#### [PROBLEM TO WORK ON]
Give back each entry unchanged, minus pictures.

#### [DATA FOR THIS EXERCISE]
******
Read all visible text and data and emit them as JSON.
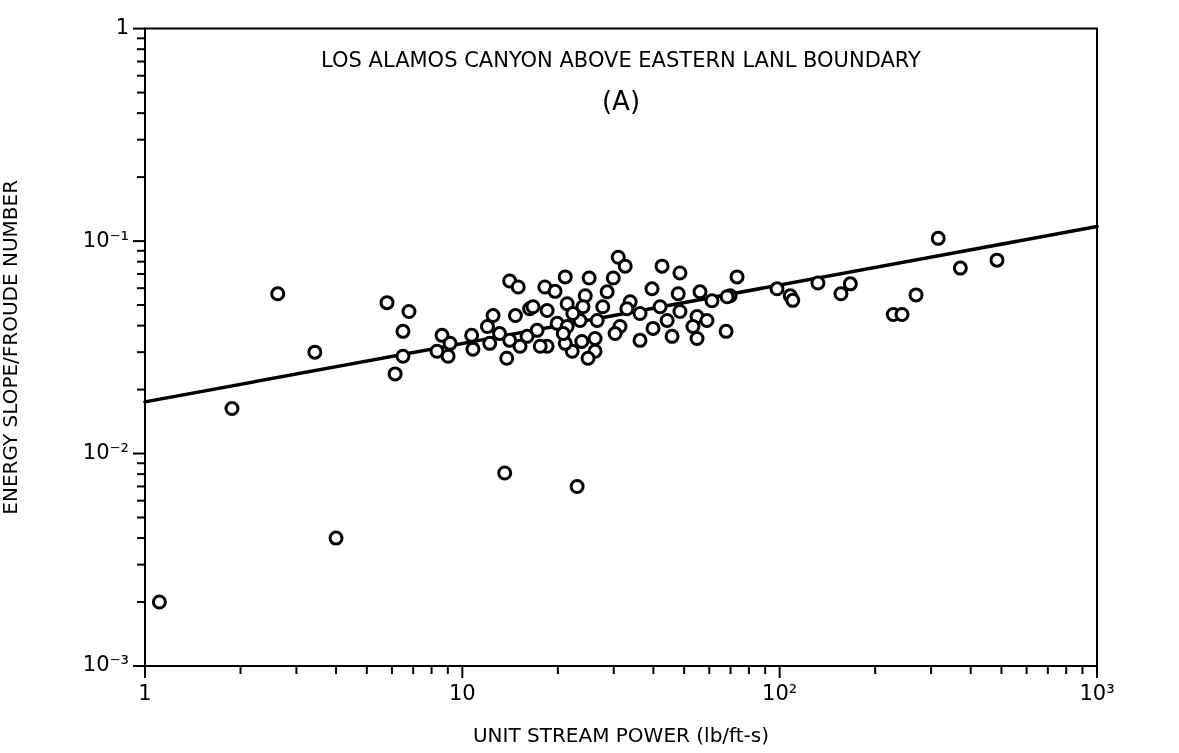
{
  "chart_data": {
    "type": "scatter",
    "title": "LOS ALAMOS CANYON ABOVE EASTERN LANL BOUNDARY",
    "subtitle": "(A)",
    "xlabel": "UNIT STREAM POWER (lb/ft-s)",
    "ylabel": "ENERGY SLOPE/FROUDE NUMBER",
    "log": "xy",
    "grid": false,
    "legend": false,
    "xlim": [
      1,
      1000
    ],
    "ylim": [
      0.001,
      1
    ],
    "xticks": [
      {
        "value": 1,
        "label": "1"
      },
      {
        "value": 2,
        "label": null
      },
      {
        "value": 3,
        "label": null
      },
      {
        "value": 4,
        "label": null
      },
      {
        "value": 5,
        "label": null
      },
      {
        "value": 6,
        "label": null
      },
      {
        "value": 7,
        "label": null
      },
      {
        "value": 8,
        "label": null
      },
      {
        "value": 9,
        "label": null
      },
      {
        "value": 10,
        "label": "10"
      },
      {
        "value": 20,
        "label": null
      },
      {
        "value": 30,
        "label": null
      },
      {
        "value": 40,
        "label": null
      },
      {
        "value": 50,
        "label": null
      },
      {
        "value": 60,
        "label": null
      },
      {
        "value": 70,
        "label": null
      },
      {
        "value": 80,
        "label": null
      },
      {
        "value": 90,
        "label": null
      },
      {
        "value": 100,
        "label": "10²"
      },
      {
        "value": 200,
        "label": null
      },
      {
        "value": 300,
        "label": null
      },
      {
        "value": 400,
        "label": null
      },
      {
        "value": 500,
        "label": null
      },
      {
        "value": 600,
        "label": null
      },
      {
        "value": 700,
        "label": null
      },
      {
        "value": 800,
        "label": null
      },
      {
        "value": 900,
        "label": null
      },
      {
        "value": 1000,
        "label": "10³"
      }
    ],
    "yticks": [
      {
        "value": 0.001,
        "label": "10⁻³"
      },
      {
        "value": 0.002,
        "label": null
      },
      {
        "value": 0.003,
        "label": null
      },
      {
        "value": 0.004,
        "label": null
      },
      {
        "value": 0.005,
        "label": null
      },
      {
        "value": 0.006,
        "label": null
      },
      {
        "value": 0.007,
        "label": null
      },
      {
        "value": 0.008,
        "label": null
      },
      {
        "value": 0.009,
        "label": null
      },
      {
        "value": 0.01,
        "label": "10⁻²"
      },
      {
        "value": 0.02,
        "label": null
      },
      {
        "value": 0.03,
        "label": null
      },
      {
        "value": 0.04,
        "label": null
      },
      {
        "value": 0.05,
        "label": null
      },
      {
        "value": 0.06,
        "label": null
      },
      {
        "value": 0.07,
        "label": null
      },
      {
        "value": 0.08,
        "label": null
      },
      {
        "value": 0.09,
        "label": null
      },
      {
        "value": 0.1,
        "label": "10⁻¹"
      },
      {
        "value": 0.2,
        "label": null
      },
      {
        "value": 0.3,
        "label": null
      },
      {
        "value": 0.4,
        "label": null
      },
      {
        "value": 0.5,
        "label": null
      },
      {
        "value": 0.6,
        "label": null
      },
      {
        "value": 0.7,
        "label": null
      },
      {
        "value": 0.8,
        "label": null
      },
      {
        "value": 0.9,
        "label": null
      },
      {
        "value": 1,
        "label": "1"
      }
    ],
    "series": [
      {
        "type": "scatter",
        "color": "#000000",
        "marker": "circle",
        "x": [
          1.11,
          1.88,
          2.62,
          3.43,
          4.0,
          5.79,
          6.79,
          6.5,
          6.5,
          6.14,
          8.63,
          8.32,
          9.15,
          9.02,
          10.7,
          10.8,
          12.0,
          12.5,
          14.1,
          15.0,
          13.8,
          14.7,
          13.1,
          16.3,
          12.2,
          15.2,
          18.2,
          21.1,
          19.6,
          21.4,
          22.2,
          18.5,
          19.9,
          17.2,
          31.0,
          32.6,
          42.6,
          48.5,
          25.1,
          29.9,
          73.4,
          39.6,
          47.9,
          69.8,
          98.1,
          56.1,
          28.6,
          24.4,
          33.8,
          61.2,
          68.3,
          48.5,
          54.9,
          59.0,
          44.2,
          39.9,
          53.3,
          45.8,
          54.9,
          67.8,
          36.3,
          31.4,
          26.6,
          23.5,
          21.4,
          21.1,
          26.2,
          23.8,
          26.2,
          24.9,
          30.3,
          36.3,
          27.7,
          24.0,
          33.0,
          42.0,
          16.7,
          18.5,
          22.3,
          16.0,
          17.6,
          14.1,
          20.8,
          13.6,
          23.0,
          132,
          108,
          110,
          167,
          156,
          316,
          371,
          484,
          269,
          228,
          243
        ],
        "values": [
          0.002,
          0.0163,
          0.0565,
          0.03,
          0.004,
          0.0513,
          0.0466,
          0.0376,
          0.0287,
          0.0237,
          0.036,
          0.0303,
          0.033,
          0.0287,
          0.036,
          0.031,
          0.0396,
          0.0446,
          0.0649,
          0.0608,
          0.0281,
          0.0446,
          0.0367,
          0.048,
          0.033,
          0.032,
          0.0608,
          0.0678,
          0.058,
          0.0507,
          0.0303,
          0.032,
          0.041,
          0.038,
          0.0839,
          0.0762,
          0.0762,
          0.0708,
          0.067,
          0.067,
          0.0678,
          0.0596,
          0.0565,
          0.0553,
          0.0596,
          0.0577,
          0.0577,
          0.0553,
          0.0518,
          0.0524,
          0.0547,
          0.0466,
          0.0441,
          0.0423,
          0.0423,
          0.0388,
          0.0396,
          0.0356,
          0.0348,
          0.0376,
          0.0341,
          0.0396,
          0.0423,
          0.0423,
          0.0396,
          0.033,
          0.0348,
          0.0337,
          0.0303,
          0.0281,
          0.0367,
          0.0456,
          0.0491,
          0.0491,
          0.048,
          0.0491,
          0.0491,
          0.0471,
          0.0456,
          0.0356,
          0.032,
          0.0341,
          0.0367,
          0.0081,
          0.007,
          0.0635,
          0.0553,
          0.0526,
          0.0629,
          0.0565,
          0.103,
          0.0746,
          0.0813,
          0.0558,
          0.0451,
          0.0451
        ]
      },
      {
        "type": "line",
        "color": "#000000",
        "marker": "none",
        "line_style": "solid",
        "x": [
          1,
          1000
        ],
        "values": [
          0.0175,
          0.117
        ]
      }
    ]
  }
}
******
#### [EXERCISE RESULT]
Read all visible text and data and emit them as JSON.
{
  "chart_data": {
    "type": "scatter",
    "title": "LOS ALAMOS CANYON ABOVE EASTERN LANL BOUNDARY",
    "subtitle": "(A)",
    "xlabel": "UNIT STREAM POWER (lb/ft-s)",
    "ylabel": "ENERGY SLOPE/FROUDE NUMBER",
    "log": "xy",
    "grid": false,
    "legend": false,
    "xlim": [
      1,
      1000
    ],
    "ylim": [
      0.001,
      1
    ],
    "xticks": [
      {
        "value": 1,
        "label": "1"
      },
      {
        "value": 2,
        "label": null
      },
      {
        "value": 3,
        "label": null
      },
      {
        "value": 4,
        "label": null
      },
      {
        "value": 5,
        "label": null
      },
      {
        "value": 6,
        "label": null
      },
      {
        "value": 7,
        "label": null
      },
      {
        "value": 8,
        "label": null
      },
      {
        "value": 9,
        "label": null
      },
      {
        "value": 10,
        "label": "10"
      },
      {
        "value": 20,
        "label": null
      },
      {
        "value": 30,
        "label": null
      },
      {
        "value": 40,
        "label": null
      },
      {
        "value": 50,
        "label": null
      },
      {
        "value": 60,
        "label": null
      },
      {
        "value": 70,
        "label": null
      },
      {
        "value": 80,
        "label": null
      },
      {
        "value": 90,
        "label": null
      },
      {
        "value": 100,
        "label": "10²"
      },
      {
        "value": 200,
        "label": null
      },
      {
        "value": 300,
        "label": null
      },
      {
        "value": 400,
        "label": null
      },
      {
        "value": 500,
        "label": null
      },
      {
        "value": 600,
        "label": null
      },
      {
        "value": 700,
        "label": null
      },
      {
        "value": 800,
        "label": null
      },
      {
        "value": 900,
        "label": null
      },
      {
        "value": 1000,
        "label": "10³"
      }
    ],
    "yticks": [
      {
        "value": 0.001,
        "label": "10⁻³"
      },
      {
        "value": 0.002,
        "label": null
      },
      {
        "value": 0.003,
        "label": null
      },
      {
        "value": 0.004,
        "label": null
      },
      {
        "value": 0.005,
        "label": null
      },
      {
        "value": 0.006,
        "label": null
      },
      {
        "value": 0.007,
        "label": null
      },
      {
        "value": 0.008,
        "label": null
      },
      {
        "value": 0.009,
        "label": null
      },
      {
        "value": 0.01,
        "label": "10⁻²"
      },
      {
        "value": 0.02,
        "label": null
      },
      {
        "value": 0.03,
        "label": null
      },
      {
        "value": 0.04,
        "label": null
      },
      {
        "value": 0.05,
        "label": null
      },
      {
        "value": 0.06,
        "label": null
      },
      {
        "value": 0.07,
        "label": null
      },
      {
        "value": 0.08,
        "label": null
      },
      {
        "value": 0.09,
        "label": null
      },
      {
        "value": 0.1,
        "label": "10⁻¹"
      },
      {
        "value": 0.2,
        "label": null
      },
      {
        "value": 0.3,
        "label": null
      },
      {
        "value": 0.4,
        "label": null
      },
      {
        "value": 0.5,
        "label": null
      },
      {
        "value": 0.6,
        "label": null
      },
      {
        "value": 0.7,
        "label": null
      },
      {
        "value": 0.8,
        "label": null
      },
      {
        "value": 0.9,
        "label": null
      },
      {
        "value": 1,
        "label": "1"
      }
    ],
    "series": [
      {
        "type": "scatter",
        "color": "#000000",
        "marker": "circle",
        "x": [
          1.11,
          1.88,
          2.62,
          3.43,
          4.0,
          5.79,
          6.79,
          6.5,
          6.5,
          6.14,
          8.63,
          8.32,
          9.15,
          9.02,
          10.7,
          10.8,
          12.0,
          12.5,
          14.1,
          15.0,
          13.8,
          14.7,
          13.1,
          16.3,
          12.2,
          15.2,
          18.2,
          21.1,
          19.6,
          21.4,
          22.2,
          18.5,
          19.9,
          17.2,
          31.0,
          32.6,
          42.6,
          48.5,
          25.1,
          29.9,
          73.4,
          39.6,
          47.9,
          69.8,
          98.1,
          56.1,
          28.6,
          24.4,
          33.8,
          61.2,
          68.3,
          48.5,
          54.9,
          59.0,
          44.2,
          39.9,
          53.3,
          45.8,
          54.9,
          67.8,
          36.3,
          31.4,
          26.6,
          23.5,
          21.4,
          21.1,
          26.2,
          23.8,
          26.2,
          24.9,
          30.3,
          36.3,
          27.7,
          24.0,
          33.0,
          42.0,
          16.7,
          18.5,
          22.3,
          16.0,
          17.6,
          14.1,
          20.8,
          13.6,
          23.0,
          132,
          108,
          110,
          167,
          156,
          316,
          371,
          484,
          269,
          228,
          243
        ],
        "values": [
          0.002,
          0.0163,
          0.0565,
          0.03,
          0.004,
          0.0513,
          0.0466,
          0.0376,
          0.0287,
          0.0237,
          0.036,
          0.0303,
          0.033,
          0.0287,
          0.036,
          0.031,
          0.0396,
          0.0446,
          0.0649,
          0.0608,
          0.0281,
          0.0446,
          0.0367,
          0.048,
          0.033,
          0.032,
          0.0608,
          0.0678,
          0.058,
          0.0507,
          0.0303,
          0.032,
          0.041,
          0.038,
          0.0839,
          0.0762,
          0.0762,
          0.0708,
          0.067,
          0.067,
          0.0678,
          0.0596,
          0.0565,
          0.0553,
          0.0596,
          0.0577,
          0.0577,
          0.0553,
          0.0518,
          0.0524,
          0.0547,
          0.0466,
          0.0441,
          0.0423,
          0.0423,
          0.0388,
          0.0396,
          0.0356,
          0.0348,
          0.0376,
          0.0341,
          0.0396,
          0.0423,
          0.0423,
          0.0396,
          0.033,
          0.0348,
          0.0337,
          0.0303,
          0.0281,
          0.0367,
          0.0456,
          0.0491,
          0.0491,
          0.048,
          0.0491,
          0.0491,
          0.0471,
          0.0456,
          0.0356,
          0.032,
          0.0341,
          0.0367,
          0.0081,
          0.007,
          0.0635,
          0.0553,
          0.0526,
          0.0629,
          0.0565,
          0.103,
          0.0746,
          0.0813,
          0.0558,
          0.0451,
          0.0451
        ]
      },
      {
        "type": "line",
        "color": "#000000",
        "marker": "none",
        "line_style": "solid",
        "x": [
          1,
          1000
        ],
        "values": [
          0.0175,
          0.117
        ]
      }
    ]
  }
}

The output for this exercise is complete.